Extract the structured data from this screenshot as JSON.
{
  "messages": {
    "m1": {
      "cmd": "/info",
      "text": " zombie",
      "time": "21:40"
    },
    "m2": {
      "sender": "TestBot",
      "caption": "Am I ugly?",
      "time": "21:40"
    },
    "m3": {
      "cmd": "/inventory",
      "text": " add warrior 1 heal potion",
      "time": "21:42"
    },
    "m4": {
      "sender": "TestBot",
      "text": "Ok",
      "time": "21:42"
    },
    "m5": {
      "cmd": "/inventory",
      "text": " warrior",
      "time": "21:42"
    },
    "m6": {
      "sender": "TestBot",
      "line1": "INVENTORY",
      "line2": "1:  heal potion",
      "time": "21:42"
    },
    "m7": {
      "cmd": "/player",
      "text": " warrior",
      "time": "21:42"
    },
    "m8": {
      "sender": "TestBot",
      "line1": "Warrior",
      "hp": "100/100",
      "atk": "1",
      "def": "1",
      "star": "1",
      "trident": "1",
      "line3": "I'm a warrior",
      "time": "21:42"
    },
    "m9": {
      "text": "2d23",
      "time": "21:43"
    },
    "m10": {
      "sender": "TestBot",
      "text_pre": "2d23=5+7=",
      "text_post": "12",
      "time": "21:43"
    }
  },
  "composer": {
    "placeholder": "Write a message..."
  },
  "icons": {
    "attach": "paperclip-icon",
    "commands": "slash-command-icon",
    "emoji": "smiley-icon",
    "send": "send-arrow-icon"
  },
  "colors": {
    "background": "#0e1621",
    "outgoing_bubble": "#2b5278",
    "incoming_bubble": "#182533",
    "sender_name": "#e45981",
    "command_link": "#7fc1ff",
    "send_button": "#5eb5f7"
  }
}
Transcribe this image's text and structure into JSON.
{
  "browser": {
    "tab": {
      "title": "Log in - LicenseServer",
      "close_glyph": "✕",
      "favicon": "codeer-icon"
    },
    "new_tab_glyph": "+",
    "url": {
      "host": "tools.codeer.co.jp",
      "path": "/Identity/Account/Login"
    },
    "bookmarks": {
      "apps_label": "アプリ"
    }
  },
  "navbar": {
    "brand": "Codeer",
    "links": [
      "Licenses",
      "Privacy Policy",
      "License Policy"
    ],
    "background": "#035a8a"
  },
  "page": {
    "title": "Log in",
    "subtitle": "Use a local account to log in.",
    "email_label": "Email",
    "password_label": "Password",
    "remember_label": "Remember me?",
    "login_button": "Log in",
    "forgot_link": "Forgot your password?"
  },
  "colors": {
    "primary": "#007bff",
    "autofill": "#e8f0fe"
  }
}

▶ YOUR OBJECTIVE
Write every record out again, unaltered.

▶ TASK SOLUTION
Extract the structured data from this screenshot as JSON.
{
  "messages": {
    "m1": {
      "cmd": "/info",
      "text": " zombie",
      "time": "21:40"
    },
    "m2": {
      "sender": "TestBot",
      "caption": "Am I ugly?",
      "time": "21:40"
    },
    "m3": {
      "cmd": "/inventory",
      "text": " add warrior 1 heal potion",
      "time": "21:42"
    },
    "m4": {
      "sender": "TestBot",
      "text": "Ok",
      "time": "21:42"
    },
    "m5": {
      "cmd": "/inventory",
      "text": " warrior",
      "time": "21:42"
    },
    "m6": {
      "sender": "TestBot",
      "line1": "INVENTORY",
      "line2": "1:  heal potion",
      "time": "21:42"
    },
    "m7": {
      "cmd": "/player",
      "text": " warrior",
      "time": "21:42"
    },
    "m8": {
      "sender": "TestBot",
      "line1": "Warrior",
      "hp": "100/100",
      "atk": "1",
      "def": "1",
      "star": "1",
      "trident": "1",
      "line3": "I'm a warrior",
      "time": "21:42"
    },
    "m9": {
      "text": "2d23",
      "time": "21:43"
    },
    "m10": {
      "sender": "TestBot",
      "text_pre": "2d23=5+7=",
      "text_post": "12",
      "time": "21:43"
    }
  },
  "composer": {
    "placeholder": "Write a message..."
  },
  "icons": {
    "attach": "paperclip-icon",
    "commands": "slash-command-icon",
    "emoji": "smiley-icon",
    "send": "send-arrow-icon"
  },
  "colors": {
    "background": "#0e1621",
    "outgoing_bubble": "#2b5278",
    "incoming_bubble": "#182533",
    "sender_name": "#e45981",
    "command_link": "#7fc1ff",
    "send_button": "#5eb5f7"
  }
}
Transcribe this image's text and structure into JSON.
{
  "browser": {
    "tab": {
      "title": "Log in - LicenseServer",
      "close_glyph": "✕",
      "favicon": "codeer-icon"
    },
    "new_tab_glyph": "+",
    "url": {
      "host": "tools.codeer.co.jp",
      "path": "/Identity/Account/Login"
    },
    "bookmarks": {
      "apps_label": "アプリ"
    }
  },
  "navbar": {
    "brand": "Codeer",
    "links": [
      "Licenses",
      "Privacy Policy",
      "License Policy"
    ],
    "background": "#035a8a"
  },
  "page": {
    "title": "Log in",
    "subtitle": "Use a local account to log in.",
    "email_label": "Email",
    "password_label": "Password",
    "remember_label": "Remember me?",
    "login_button": "Log in",
    "forgot_link": "Forgot your password?"
  },
  "colors": {
    "primary": "#007bff",
    "autofill": "#e8f0fe"
  }
}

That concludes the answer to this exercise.